- _Exercise prompt_: Pull out from the material below all lines with "trifoliatus".

[Records]
+ + +

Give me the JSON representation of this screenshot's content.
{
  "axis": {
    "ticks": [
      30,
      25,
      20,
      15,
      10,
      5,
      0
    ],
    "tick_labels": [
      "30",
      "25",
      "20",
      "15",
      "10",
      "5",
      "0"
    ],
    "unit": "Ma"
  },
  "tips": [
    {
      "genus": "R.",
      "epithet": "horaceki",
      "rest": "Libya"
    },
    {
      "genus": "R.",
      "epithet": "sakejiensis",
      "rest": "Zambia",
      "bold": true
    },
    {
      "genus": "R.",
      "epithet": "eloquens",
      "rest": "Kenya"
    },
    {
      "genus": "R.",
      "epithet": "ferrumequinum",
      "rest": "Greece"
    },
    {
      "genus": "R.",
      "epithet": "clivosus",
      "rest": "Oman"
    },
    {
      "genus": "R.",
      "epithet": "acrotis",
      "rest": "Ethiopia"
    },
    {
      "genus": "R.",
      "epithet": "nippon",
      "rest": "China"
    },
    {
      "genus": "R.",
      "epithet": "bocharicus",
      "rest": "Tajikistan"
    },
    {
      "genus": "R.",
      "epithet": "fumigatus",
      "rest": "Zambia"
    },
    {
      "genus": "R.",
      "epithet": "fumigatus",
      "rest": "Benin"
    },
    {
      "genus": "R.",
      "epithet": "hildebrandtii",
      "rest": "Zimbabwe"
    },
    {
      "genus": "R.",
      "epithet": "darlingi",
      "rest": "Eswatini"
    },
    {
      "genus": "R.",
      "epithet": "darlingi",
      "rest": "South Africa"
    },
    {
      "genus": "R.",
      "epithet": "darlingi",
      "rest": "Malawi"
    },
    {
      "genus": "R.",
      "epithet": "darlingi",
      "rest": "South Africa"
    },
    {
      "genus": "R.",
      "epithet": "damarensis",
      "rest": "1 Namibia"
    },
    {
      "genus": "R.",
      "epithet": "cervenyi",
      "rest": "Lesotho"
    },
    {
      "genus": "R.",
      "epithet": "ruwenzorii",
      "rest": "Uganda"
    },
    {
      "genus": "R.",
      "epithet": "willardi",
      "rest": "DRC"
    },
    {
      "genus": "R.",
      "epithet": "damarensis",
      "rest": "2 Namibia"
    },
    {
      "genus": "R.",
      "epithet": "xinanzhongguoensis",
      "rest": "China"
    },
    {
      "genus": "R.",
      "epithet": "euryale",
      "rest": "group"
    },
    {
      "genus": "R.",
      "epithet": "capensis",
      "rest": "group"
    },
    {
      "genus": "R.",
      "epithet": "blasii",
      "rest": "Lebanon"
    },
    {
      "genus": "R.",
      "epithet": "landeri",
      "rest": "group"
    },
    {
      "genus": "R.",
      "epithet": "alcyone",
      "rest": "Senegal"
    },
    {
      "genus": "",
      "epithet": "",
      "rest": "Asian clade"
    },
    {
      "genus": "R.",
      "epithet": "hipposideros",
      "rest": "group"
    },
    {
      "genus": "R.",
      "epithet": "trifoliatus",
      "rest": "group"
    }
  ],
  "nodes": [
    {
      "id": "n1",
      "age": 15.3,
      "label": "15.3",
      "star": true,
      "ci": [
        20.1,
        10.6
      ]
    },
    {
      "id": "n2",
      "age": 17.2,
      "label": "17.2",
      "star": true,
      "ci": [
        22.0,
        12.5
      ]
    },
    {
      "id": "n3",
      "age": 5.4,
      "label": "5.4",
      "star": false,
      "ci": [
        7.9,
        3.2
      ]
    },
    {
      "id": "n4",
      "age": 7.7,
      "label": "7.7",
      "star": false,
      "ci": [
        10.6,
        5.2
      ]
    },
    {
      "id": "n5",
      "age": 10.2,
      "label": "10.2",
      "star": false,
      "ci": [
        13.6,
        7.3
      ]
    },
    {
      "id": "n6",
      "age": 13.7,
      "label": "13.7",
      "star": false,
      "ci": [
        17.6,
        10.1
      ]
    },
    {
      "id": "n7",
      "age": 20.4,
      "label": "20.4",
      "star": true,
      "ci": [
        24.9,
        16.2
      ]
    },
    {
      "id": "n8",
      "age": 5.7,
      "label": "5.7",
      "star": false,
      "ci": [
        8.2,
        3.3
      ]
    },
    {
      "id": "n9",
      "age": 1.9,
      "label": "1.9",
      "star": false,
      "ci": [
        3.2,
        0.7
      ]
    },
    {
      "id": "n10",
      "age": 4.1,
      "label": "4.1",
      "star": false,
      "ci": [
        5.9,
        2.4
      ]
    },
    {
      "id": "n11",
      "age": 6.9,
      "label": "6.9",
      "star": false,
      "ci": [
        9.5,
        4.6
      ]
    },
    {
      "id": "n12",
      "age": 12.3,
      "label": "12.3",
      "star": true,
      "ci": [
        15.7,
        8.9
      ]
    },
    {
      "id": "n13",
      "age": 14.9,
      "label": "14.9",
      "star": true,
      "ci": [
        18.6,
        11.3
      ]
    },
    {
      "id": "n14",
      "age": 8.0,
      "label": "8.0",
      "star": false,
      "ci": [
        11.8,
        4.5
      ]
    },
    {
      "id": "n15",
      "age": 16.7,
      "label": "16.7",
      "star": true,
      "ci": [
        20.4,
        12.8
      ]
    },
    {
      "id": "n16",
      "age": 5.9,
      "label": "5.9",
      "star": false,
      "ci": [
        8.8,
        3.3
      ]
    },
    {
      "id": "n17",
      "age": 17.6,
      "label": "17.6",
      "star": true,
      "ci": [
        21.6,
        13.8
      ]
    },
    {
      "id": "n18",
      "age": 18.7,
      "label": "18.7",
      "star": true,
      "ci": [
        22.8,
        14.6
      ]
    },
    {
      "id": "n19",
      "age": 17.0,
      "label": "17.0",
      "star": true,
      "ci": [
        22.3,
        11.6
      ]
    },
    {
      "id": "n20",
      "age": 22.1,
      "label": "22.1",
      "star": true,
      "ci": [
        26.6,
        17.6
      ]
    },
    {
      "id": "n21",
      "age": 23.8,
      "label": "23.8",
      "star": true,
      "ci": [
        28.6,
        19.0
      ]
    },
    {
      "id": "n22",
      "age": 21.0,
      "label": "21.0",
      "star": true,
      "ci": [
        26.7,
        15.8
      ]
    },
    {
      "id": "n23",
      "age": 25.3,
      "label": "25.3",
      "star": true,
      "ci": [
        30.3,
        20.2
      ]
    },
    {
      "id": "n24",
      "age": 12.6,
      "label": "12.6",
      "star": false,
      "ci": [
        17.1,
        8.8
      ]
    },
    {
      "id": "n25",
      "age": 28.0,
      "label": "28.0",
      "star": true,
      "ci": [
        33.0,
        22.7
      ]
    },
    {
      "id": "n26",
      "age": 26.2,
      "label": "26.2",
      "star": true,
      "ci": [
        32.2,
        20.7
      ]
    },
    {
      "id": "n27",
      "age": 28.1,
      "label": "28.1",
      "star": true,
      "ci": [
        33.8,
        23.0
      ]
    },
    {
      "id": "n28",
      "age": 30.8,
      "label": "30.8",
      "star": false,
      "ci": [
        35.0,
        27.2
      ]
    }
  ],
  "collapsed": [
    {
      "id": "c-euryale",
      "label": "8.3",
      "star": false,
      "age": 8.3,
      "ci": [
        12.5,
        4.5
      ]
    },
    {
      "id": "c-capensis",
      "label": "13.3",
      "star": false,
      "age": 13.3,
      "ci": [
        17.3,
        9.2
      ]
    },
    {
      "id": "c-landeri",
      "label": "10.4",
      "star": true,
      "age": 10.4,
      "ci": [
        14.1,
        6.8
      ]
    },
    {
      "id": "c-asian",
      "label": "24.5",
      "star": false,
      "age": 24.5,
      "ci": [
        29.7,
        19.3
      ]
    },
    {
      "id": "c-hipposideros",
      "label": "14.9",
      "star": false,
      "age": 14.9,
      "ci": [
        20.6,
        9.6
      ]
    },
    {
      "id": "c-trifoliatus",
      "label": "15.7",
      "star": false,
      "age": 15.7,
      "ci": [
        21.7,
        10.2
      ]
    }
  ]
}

+ + +

- _Result of the task_:
      "epithet": "trifoliatus",
      "id": "c-trifoliatus",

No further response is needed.